» Instruction
Reproduce word for word the passage of the court opinion from "From Casetext: Smarter" to "Nov. 17, 2011)".

» Quoted text
.....

From Casetext: Smarter Legal Research

KISHOR v. TXU ENERGY

Court of Appeals of Texas, Fifth District, Dallas
Nov 17, 2011
No. 05-10-01496-CV (Tex. App. Nov. 17, 2011)

Opinion

No. 05-10-01496-CV

Opinion Filed November 17, 2011.

On Appeal from the 101st Judicial District Court, Dallas County, Texas, Trial Court Cause No. 09-09704-E.

Before Justices FITZGERALD, FRANCIS, and LANG-MIERS.


MEMORANDUM OPINION


Appellee TXU Energy Retail Company, LLC sued Shiva Worldwide, Inc. and appellant Kishor Madrasi on unpaid electric bills. Shiva defaulted, and the trial judge held a bench trial on the claim against Madrasi. After the trial, the judge signed a judgment awarding TXU damages and attorney's fees jointly and severally against Madrasi and Shiva. Madrasi appealed. We affirm.

.....

» Dataset excerpt
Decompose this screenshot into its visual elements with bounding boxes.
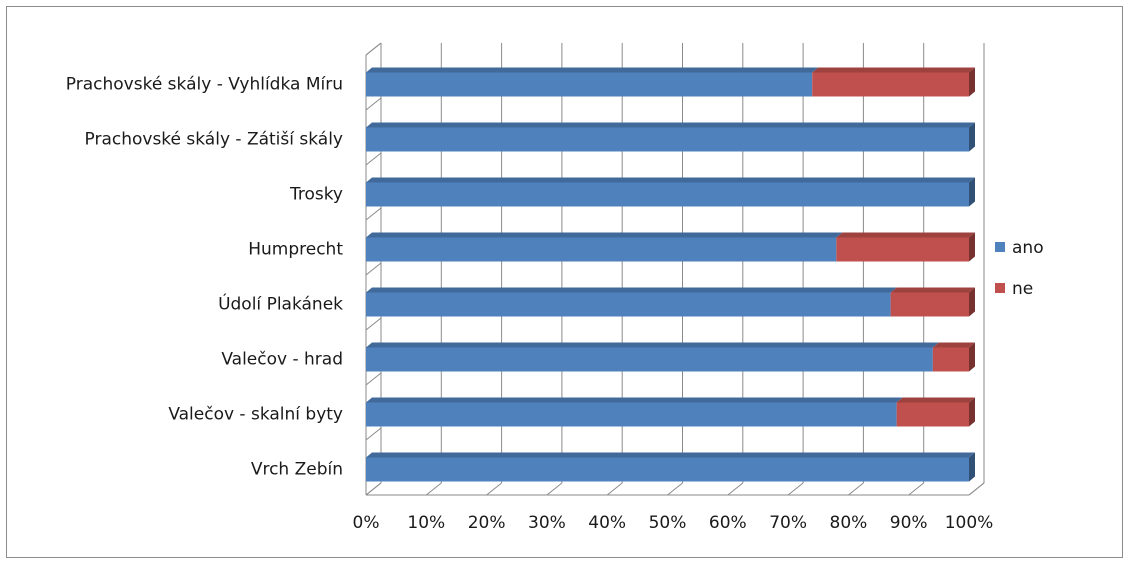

.....

» Solution for this problem
From Casetext: Smarter Legal Research

KISHOR v. TXU ENERGY

Court of Appeals of Texas, Fifth District, Dallas
Nov 17, 2011
No. 05-10-01496-CV (Tex. App. Nov. 17, 2011)